- _Brief_
Take every line from the listing below that includes "Казахстане" and copy it.

- _Extracted entries_
-- START --
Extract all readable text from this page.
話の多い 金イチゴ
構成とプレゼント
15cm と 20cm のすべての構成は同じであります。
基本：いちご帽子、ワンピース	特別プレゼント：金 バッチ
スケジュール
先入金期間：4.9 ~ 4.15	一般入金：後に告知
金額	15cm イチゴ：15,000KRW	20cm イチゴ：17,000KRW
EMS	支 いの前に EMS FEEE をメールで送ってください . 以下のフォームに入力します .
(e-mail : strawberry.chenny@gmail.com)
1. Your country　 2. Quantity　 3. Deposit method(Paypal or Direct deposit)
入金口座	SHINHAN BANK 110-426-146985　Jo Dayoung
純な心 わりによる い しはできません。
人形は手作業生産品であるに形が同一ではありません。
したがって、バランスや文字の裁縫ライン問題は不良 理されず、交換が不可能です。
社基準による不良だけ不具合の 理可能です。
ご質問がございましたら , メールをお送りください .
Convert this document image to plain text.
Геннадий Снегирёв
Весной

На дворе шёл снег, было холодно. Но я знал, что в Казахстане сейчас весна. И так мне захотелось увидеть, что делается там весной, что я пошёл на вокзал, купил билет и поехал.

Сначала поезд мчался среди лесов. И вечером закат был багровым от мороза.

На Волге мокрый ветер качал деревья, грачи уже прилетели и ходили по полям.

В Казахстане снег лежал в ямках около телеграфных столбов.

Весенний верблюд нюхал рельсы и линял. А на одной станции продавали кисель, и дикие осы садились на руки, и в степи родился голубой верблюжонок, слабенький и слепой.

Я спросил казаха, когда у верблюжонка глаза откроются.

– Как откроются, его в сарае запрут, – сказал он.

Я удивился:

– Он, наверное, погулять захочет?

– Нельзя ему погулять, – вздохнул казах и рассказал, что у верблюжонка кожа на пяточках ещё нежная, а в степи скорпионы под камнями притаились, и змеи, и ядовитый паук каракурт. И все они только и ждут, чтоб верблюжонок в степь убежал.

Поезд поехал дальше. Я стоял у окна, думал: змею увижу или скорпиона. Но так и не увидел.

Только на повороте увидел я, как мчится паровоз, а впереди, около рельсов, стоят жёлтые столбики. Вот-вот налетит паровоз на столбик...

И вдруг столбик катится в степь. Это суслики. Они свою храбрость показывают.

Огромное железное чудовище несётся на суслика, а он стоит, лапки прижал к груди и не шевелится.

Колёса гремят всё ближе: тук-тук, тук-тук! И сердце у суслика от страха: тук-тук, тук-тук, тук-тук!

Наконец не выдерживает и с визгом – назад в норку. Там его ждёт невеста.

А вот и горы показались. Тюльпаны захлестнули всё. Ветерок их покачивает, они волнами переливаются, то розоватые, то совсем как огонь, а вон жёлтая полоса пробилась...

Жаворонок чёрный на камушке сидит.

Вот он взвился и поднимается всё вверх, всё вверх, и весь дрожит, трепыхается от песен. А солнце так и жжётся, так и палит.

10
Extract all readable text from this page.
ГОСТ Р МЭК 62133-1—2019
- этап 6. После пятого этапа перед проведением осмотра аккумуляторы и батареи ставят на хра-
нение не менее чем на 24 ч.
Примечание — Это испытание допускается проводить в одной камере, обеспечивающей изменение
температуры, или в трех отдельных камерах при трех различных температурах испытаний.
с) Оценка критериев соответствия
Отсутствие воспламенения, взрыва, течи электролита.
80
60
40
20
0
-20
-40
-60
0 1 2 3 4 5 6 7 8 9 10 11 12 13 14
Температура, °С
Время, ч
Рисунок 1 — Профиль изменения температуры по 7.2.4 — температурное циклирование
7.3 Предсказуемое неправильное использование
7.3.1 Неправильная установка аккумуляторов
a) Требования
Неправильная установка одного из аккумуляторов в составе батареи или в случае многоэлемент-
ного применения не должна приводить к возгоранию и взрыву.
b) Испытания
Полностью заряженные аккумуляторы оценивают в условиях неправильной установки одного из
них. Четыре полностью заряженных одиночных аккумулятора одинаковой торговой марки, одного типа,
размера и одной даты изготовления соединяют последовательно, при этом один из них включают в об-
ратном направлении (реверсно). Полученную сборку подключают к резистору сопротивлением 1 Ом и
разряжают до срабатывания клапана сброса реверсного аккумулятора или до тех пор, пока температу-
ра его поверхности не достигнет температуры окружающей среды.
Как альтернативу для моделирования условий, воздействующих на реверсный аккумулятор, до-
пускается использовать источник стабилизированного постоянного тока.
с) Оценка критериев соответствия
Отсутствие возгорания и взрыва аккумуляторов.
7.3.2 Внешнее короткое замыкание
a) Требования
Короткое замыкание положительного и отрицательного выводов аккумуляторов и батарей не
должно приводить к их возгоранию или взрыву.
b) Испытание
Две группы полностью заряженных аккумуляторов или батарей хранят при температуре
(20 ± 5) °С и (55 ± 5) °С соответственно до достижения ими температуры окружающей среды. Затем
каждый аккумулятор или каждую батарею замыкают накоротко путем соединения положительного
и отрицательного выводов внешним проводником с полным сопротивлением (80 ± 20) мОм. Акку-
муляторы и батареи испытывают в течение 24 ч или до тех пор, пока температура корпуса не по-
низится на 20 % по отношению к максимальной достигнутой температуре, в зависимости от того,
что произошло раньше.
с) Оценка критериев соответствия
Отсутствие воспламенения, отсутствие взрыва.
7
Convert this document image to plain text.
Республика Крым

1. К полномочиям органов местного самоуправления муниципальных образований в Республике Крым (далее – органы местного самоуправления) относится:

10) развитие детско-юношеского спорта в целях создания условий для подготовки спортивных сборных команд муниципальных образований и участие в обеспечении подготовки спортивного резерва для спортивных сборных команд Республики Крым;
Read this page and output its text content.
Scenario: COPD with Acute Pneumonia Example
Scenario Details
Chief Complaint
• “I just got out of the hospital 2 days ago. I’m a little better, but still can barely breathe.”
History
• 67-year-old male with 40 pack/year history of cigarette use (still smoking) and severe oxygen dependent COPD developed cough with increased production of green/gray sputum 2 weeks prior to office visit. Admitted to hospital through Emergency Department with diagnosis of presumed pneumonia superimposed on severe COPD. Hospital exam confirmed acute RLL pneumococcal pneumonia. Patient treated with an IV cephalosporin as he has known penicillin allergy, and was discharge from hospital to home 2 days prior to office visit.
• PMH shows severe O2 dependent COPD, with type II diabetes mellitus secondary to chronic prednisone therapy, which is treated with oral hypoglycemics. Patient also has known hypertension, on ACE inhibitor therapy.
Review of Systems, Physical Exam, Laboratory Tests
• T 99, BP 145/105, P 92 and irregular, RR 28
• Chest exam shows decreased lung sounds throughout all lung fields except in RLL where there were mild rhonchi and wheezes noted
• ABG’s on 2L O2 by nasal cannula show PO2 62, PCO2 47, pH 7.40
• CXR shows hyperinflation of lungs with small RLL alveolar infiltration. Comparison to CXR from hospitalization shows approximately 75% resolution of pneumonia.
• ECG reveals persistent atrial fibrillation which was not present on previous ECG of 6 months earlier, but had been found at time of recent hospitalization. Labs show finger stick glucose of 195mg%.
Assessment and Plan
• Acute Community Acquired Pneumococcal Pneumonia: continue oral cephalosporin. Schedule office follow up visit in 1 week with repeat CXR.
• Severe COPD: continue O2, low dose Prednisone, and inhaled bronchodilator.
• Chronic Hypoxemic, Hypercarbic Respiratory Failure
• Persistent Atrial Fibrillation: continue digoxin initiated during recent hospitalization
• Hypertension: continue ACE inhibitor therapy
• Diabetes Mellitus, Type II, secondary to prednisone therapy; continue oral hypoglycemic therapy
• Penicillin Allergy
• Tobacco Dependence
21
-- END --
- _Solution_
На дворе шёл снег, было холодно. Но я знал, что в Казахстане сейчас весна. И так мне захотелось увидеть, что делается там весной, что я пошёл на вокзал, купил билет и поехал.
В Казахстане снег лежал в ямках около телеграфных столбов.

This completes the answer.